* _Exercise task_
The data below should be restated word for word, with every picture omitted.

(Extracted records)
━━━━━━━━━━

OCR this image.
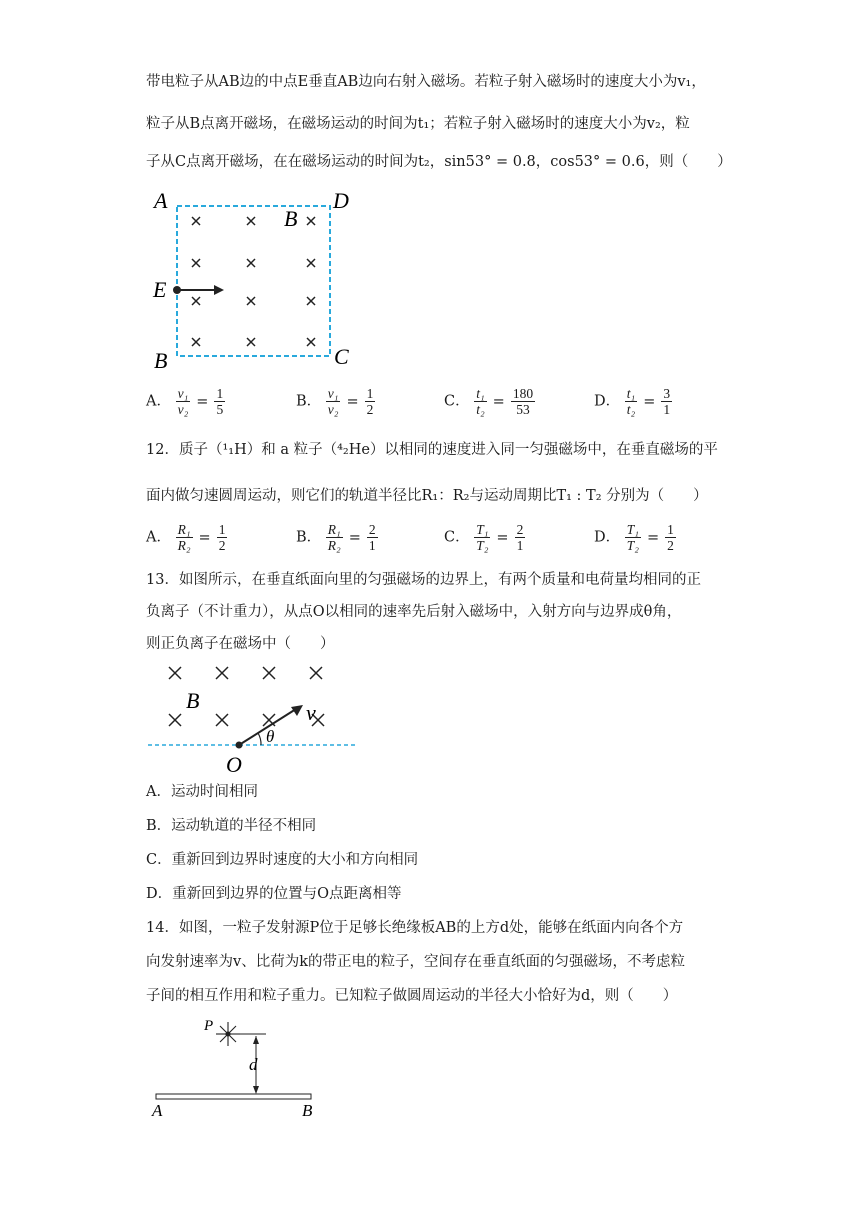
带电粒子从AB边的中点E垂直AB边向右射入磁场。若粒子射入磁场时的速度大小为v₁，
粒子从B点离开磁场，在磁场运动的时间为t₁；若粒子射入磁场时的速度大小为v₂，粒
子从C点离开磁场，在在磁场运动的时间为t₂，sin53° = 0.8，cos53° = 0.6，则（　　）
A	D
B
E
B	C
A． $\frac{\text{v₁}}{\text{v₂}} = \frac{1}{5}$	B． $\frac{\text{v₁}}{\text{v₂}} = \frac{1}{2}$	C． $\frac{\text{t₁}}{\text{t₂}} = \frac{180}{53}$	D． $\frac{\text{t₁}}{\text{t₂}} = \frac{3}{1}$
12．质子（¹₁H）和 a 粒子（⁴₂He）以相同的速度进入同一匀强磁场中，在垂直磁场的平
面内做匀速圆周运动，则它们的轨道半径比R₁：R₂与运动周期比T₁ : T₂ 分别为（　　）
A． $\frac{\text{R₁}}{\text{R₂}} = \frac{1}{2}$	B． $\frac{\text{R₁}}{\text{R₂}} = \frac{2}{1}$	C． $\frac{\text{T₁}}{\text{T₂}} = \frac{2}{1}$	D． $\frac{\text{T₁}}{\text{T₂}} = \frac{1}{2}$
13．如图所示，在垂直纸面向里的匀强磁场的边界上，有两个质量和电荷量均相同的正
负离子（不计重力），从点O以相同的速率先后射入磁场中，入射方向与边界成θ角，
则正负离子在磁场中（　　）
B	v
θ
O
A．运动时间相同
B．运动轨道的半径不相同
C．重新回到边界时速度的大小和方向相同
D．重新回到边界的位置与O点距离相等
14．如图，一粒子发射源P位于足够长绝缘板AB的上方d处，能够在纸面内向各个方
向发射速率为v、比荷为k的带正电的粒子，空间存在垂直纸面的匀强磁场，不考虑粒
子间的相互作用和粒子重力。已知粒子做圆周运动的半径大小恰好为d，则（　　）
P
d
A	B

━━━━━━━━━━

* _Reply to the exercise_
OCR this image.
带电粒子从AB边的中点E垂直AB边向右射入磁场。若粒子射入磁场时的速度大小为v₁，
粒子从B点离开磁场，在磁场运动的时间为t₁；若粒子射入磁场时的速度大小为v₂，粒
子从C点离开磁场，在在磁场运动的时间为t₂，sin53° = 0.8，cos53° = 0.6，则（　　）
A	D
B
E
B	C
A． $\frac{\text{v₁}}{\text{v₂}} = \frac{1}{5}$	B． $\frac{\text{v₁}}{\text{v₂}} = \frac{1}{2}$	C． $\frac{\text{t₁}}{\text{t₂}} = \frac{180}{53}$	D． $\frac{\text{t₁}}{\text{t₂}} = \frac{3}{1}$
12．质子（¹₁H）和 a 粒子（⁴₂He）以相同的速度进入同一匀强磁场中，在垂直磁场的平
面内做匀速圆周运动，则它们的轨道半径比R₁：R₂与运动周期比T₁ : T₂ 分别为（　　）
A． $\frac{\text{R₁}}{\text{R₂}} = \frac{1}{2}$	B． $\frac{\text{R₁}}{\text{R₂}} = \frac{2}{1}$	C． $\frac{\text{T₁}}{\text{T₂}} = \frac{2}{1}$	D． $\frac{\text{T₁}}{\text{T₂}} = \frac{1}{2}$
13．如图所示，在垂直纸面向里的匀强磁场的边界上，有两个质量和电荷量均相同的正
负离子（不计重力），从点O以相同的速率先后射入磁场中，入射方向与边界成θ角，
则正负离子在磁场中（　　）
B	v
θ
O
A．运动时间相同
B．运动轨道的半径不相同
C．重新回到边界时速度的大小和方向相同
D．重新回到边界的位置与O点距离相等
14．如图，一粒子发射源P位于足够长绝缘板AB的上方d处，能够在纸面内向各个方
向发射速率为v、比荷为k的带正电的粒子，空间存在垂直纸面的匀强磁场，不考虑粒
子间的相互作用和粒子重力。已知粒子做圆周运动的半径大小恰好为d，则（　　）
P
d
A	B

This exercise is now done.